═══ Stored data ═══

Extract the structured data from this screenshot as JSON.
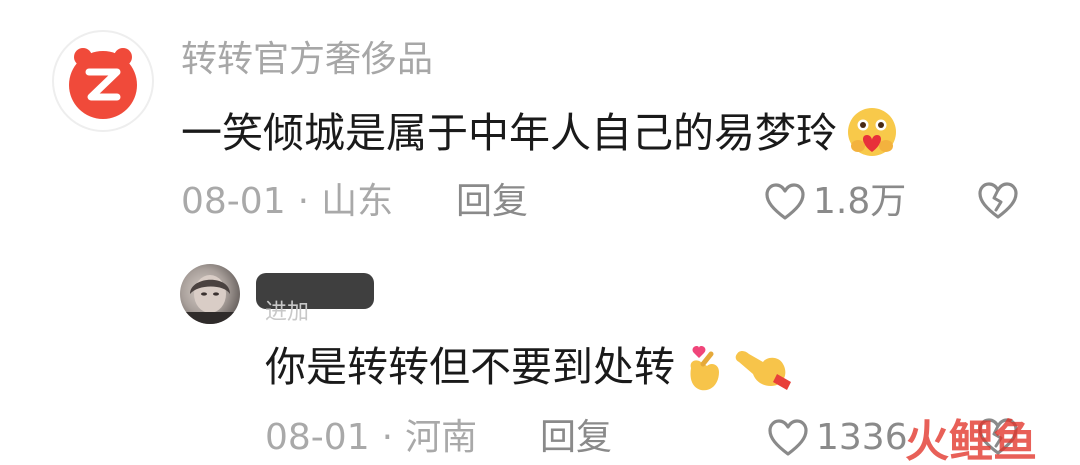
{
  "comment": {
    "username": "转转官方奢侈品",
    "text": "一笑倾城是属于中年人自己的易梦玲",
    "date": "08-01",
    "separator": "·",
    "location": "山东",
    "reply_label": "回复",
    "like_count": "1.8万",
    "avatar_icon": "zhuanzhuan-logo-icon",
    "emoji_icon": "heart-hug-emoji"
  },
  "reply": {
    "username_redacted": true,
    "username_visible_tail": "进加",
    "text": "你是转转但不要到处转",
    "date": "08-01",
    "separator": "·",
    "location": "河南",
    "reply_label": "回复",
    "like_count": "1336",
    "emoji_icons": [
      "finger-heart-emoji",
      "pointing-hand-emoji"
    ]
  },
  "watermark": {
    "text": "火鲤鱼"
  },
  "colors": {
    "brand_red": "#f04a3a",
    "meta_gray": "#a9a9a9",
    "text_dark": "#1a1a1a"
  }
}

═══

* Problem details
Each entry gets copied exactly; the pictures stay out.

* Reply
Extract the structured data from this screenshot as JSON.
{
  "comment": {
    "username": "转转官方奢侈品",
    "text": "一笑倾城是属于中年人自己的易梦玲",
    "date": "08-01",
    "separator": "·",
    "location": "山东",
    "reply_label": "回复",
    "like_count": "1.8万",
    "avatar_icon": "zhuanzhuan-logo-icon",
    "emoji_icon": "heart-hug-emoji"
  },
  "reply": {
    "username_redacted": true,
    "username_visible_tail": "进加",
    "text": "你是转转但不要到处转",
    "date": "08-01",
    "separator": "·",
    "location": "河南",
    "reply_label": "回复",
    "like_count": "1336",
    "emoji_icons": [
      "finger-heart-emoji",
      "pointing-hand-emoji"
    ]
  },
  "watermark": {
    "text": "火鲤鱼"
  },
  "colors": {
    "brand_red": "#f04a3a",
    "meta_gray": "#a9a9a9",
    "text_dark": "#1a1a1a"
  }
}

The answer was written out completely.